[Aim of the exercise]
Go through the listing and pick out each line with the word "Temperature" in it.

********

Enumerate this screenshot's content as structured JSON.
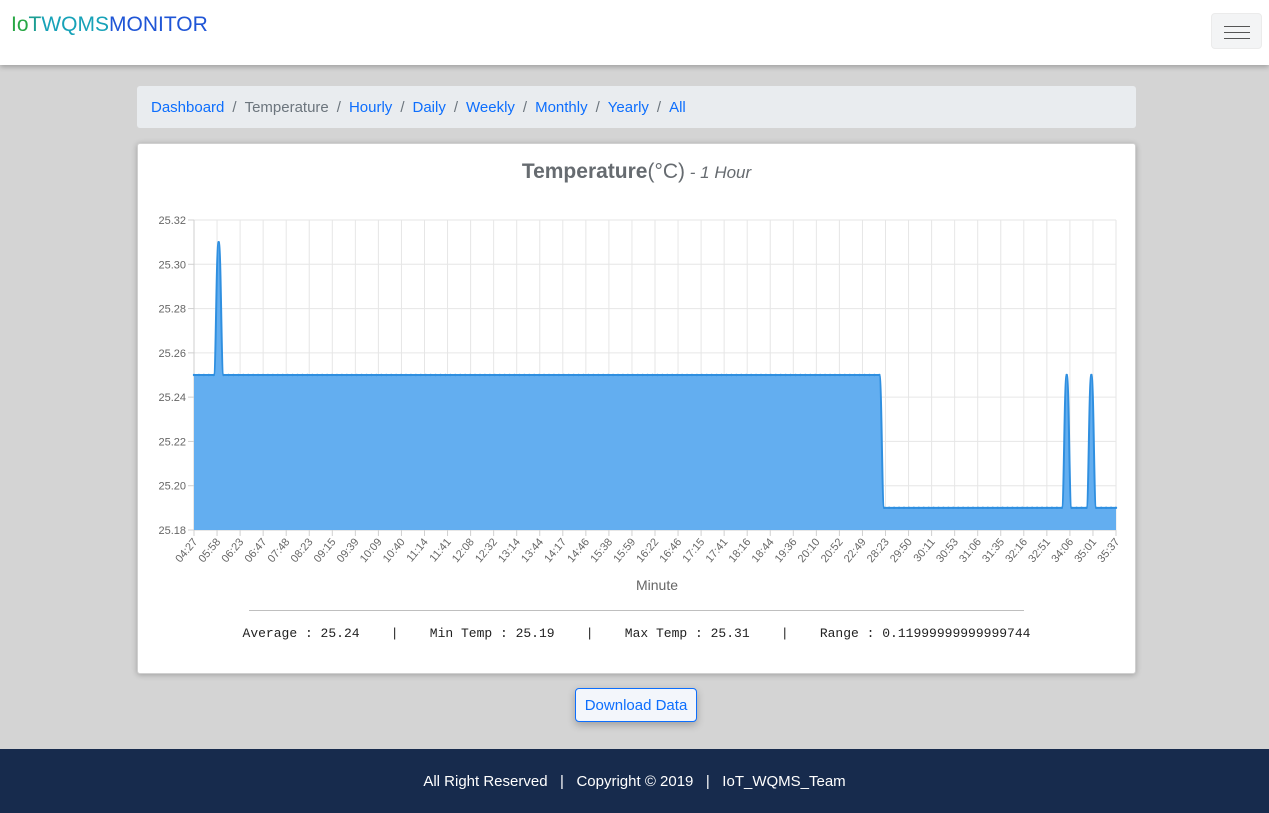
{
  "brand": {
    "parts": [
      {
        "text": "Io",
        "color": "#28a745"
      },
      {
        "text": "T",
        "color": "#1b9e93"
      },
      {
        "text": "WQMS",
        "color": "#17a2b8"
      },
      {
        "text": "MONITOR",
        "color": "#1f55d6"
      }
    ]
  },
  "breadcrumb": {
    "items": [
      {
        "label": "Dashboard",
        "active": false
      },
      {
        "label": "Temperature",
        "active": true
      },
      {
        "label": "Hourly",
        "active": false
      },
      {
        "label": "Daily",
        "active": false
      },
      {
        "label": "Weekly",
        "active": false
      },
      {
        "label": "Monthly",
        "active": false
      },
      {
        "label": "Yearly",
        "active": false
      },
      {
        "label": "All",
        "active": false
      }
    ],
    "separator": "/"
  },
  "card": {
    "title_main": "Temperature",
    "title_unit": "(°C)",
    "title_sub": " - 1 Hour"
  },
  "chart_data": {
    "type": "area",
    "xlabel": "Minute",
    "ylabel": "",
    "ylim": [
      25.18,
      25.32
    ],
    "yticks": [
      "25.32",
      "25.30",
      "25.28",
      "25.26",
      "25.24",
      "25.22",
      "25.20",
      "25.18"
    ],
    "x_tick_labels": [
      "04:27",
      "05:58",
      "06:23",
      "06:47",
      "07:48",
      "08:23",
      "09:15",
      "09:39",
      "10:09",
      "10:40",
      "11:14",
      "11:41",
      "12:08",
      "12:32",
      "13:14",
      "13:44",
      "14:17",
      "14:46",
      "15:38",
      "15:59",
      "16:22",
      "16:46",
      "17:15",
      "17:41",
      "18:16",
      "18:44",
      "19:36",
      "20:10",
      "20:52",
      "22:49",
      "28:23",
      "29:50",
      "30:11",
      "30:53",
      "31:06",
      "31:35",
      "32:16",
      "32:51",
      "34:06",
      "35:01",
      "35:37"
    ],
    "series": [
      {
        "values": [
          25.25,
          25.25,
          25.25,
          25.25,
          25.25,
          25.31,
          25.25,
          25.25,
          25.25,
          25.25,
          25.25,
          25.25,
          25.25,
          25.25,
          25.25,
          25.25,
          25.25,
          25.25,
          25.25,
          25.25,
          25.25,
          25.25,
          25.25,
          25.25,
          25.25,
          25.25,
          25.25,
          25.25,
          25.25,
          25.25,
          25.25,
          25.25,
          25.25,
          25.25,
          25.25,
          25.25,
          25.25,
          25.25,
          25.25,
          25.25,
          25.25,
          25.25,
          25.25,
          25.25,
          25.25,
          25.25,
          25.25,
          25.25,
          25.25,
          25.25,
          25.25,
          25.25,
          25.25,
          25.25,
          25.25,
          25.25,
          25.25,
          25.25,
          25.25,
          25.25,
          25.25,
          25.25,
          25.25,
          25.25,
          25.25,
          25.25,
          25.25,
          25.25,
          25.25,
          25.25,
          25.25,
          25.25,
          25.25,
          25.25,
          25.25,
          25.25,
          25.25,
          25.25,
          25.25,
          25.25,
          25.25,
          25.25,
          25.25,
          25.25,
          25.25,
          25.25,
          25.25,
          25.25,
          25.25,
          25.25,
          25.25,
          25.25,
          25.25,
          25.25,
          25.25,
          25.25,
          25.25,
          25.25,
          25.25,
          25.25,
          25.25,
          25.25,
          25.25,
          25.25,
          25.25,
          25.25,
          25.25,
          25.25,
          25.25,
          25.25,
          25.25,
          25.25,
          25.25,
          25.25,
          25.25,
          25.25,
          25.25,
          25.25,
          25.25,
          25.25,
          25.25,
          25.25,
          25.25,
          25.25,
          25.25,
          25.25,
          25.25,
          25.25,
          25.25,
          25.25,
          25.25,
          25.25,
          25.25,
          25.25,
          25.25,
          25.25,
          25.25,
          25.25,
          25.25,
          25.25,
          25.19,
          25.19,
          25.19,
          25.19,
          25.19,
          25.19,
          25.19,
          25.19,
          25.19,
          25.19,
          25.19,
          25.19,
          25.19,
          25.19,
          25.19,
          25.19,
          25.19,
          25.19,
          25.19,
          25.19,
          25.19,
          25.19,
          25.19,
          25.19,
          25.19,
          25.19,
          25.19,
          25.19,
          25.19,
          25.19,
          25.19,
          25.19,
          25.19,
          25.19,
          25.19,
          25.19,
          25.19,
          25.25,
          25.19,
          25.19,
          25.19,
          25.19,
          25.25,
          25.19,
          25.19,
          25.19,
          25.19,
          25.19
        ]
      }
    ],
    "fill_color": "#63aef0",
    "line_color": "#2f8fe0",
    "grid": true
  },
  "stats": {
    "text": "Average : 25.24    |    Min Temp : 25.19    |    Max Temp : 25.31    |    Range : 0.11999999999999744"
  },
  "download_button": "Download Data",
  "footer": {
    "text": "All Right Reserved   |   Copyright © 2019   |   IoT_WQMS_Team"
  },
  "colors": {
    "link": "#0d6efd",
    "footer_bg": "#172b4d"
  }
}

********

[Solved problem]
        "label": "Temperature",
    "title_main": "Temperature",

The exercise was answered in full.